SHORT PROBLEM -> Lines before the one containing "Give me the" are excluded; retype that line and all remaining lines of the material exactly.
==== DATA FOR THIS TASK
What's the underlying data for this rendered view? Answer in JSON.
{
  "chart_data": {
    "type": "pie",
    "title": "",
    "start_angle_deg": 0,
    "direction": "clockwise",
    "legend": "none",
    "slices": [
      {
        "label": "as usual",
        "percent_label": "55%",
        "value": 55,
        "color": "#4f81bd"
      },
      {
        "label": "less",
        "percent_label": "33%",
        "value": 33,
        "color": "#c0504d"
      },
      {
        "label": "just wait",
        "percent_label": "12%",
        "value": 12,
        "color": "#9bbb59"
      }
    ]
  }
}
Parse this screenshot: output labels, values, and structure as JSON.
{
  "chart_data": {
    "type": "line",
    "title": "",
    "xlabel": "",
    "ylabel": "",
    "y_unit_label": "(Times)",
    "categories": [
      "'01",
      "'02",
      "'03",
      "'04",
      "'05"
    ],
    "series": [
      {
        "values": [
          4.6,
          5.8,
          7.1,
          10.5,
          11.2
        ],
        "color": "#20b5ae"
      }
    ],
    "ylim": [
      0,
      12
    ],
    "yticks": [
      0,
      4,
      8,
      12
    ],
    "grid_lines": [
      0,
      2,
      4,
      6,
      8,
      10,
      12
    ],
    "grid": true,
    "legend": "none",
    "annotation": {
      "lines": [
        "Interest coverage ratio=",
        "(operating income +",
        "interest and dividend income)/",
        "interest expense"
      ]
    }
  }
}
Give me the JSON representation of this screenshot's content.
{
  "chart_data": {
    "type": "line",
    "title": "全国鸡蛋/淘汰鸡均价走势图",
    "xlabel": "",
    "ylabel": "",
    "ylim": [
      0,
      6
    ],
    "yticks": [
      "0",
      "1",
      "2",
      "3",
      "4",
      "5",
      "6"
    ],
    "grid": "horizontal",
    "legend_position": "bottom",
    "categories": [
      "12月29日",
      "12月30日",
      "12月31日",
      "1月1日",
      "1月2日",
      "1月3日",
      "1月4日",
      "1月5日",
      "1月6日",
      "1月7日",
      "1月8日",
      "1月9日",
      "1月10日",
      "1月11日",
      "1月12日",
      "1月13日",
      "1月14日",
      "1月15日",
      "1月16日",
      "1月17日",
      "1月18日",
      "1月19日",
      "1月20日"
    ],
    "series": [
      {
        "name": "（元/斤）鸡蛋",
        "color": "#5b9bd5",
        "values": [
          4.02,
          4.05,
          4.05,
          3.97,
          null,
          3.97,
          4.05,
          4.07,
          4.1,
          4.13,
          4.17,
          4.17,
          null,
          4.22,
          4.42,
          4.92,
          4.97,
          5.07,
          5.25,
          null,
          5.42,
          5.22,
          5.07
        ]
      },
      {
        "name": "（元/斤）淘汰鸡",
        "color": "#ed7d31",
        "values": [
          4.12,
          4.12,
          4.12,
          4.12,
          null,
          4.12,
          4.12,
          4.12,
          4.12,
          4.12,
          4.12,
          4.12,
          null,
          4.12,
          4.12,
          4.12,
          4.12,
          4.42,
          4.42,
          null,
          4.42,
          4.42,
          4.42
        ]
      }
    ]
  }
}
========
EXERCISE SOLUTION ->
Give me the JSON representation of this screenshot's content.
{
  "chart_data": {
    "type": "line",
    "title": "全国鸡蛋/淘汰鸡均价走势图",
    "xlabel": "",
    "ylabel": "",
    "ylim": [
      0,
      6
    ],
    "yticks": [
      "0",
      "1",
      "2",
      "3",
      "4",
      "5",
      "6"
    ],
    "grid": "horizontal",
    "legend_position": "bottom",
    "categories": [
      "12月29日",
      "12月30日",
      "12月31日",
      "1月1日",
      "1月2日",
      "1月3日",
      "1月4日",
      "1月5日",
      "1月6日",
      "1月7日",
      "1月8日",
      "1月9日",
      "1月10日",
      "1月11日",
      "1月12日",
      "1月13日",
      "1月14日",
      "1月15日",
      "1月16日",
      "1月17日",
      "1月18日",
      "1月19日",
      "1月20日"
    ],
    "series": [
      {
        "name": "（元/斤）鸡蛋",
        "color": "#5b9bd5",
        "values": [
          4.02,
          4.05,
          4.05,
          3.97,
          null,
          3.97,
          4.05,
          4.07,
          4.1,
          4.13,
          4.17,
          4.17,
          null,
          4.22,
          4.42,
          4.92,
          4.97,
          5.07,
          5.25,
          null,
          5.42,
          5.22,
          5.07
        ]
      },
      {
        "name": "（元/斤）淘汰鸡",
        "color": "#ed7d31",
        "values": [
          4.12,
          4.12,
          4.12,
          4.12,
          null,
          4.12,
          4.12,
          4.12,
          4.12,
          4.12,
          4.12,
          4.12,
          null,
          4.12,
          4.12,
          4.12,
          4.12,
          4.42,
          4.42,
          null,
          4.42,
          4.42,
          4.42
        ]
      }
    ]
  }
}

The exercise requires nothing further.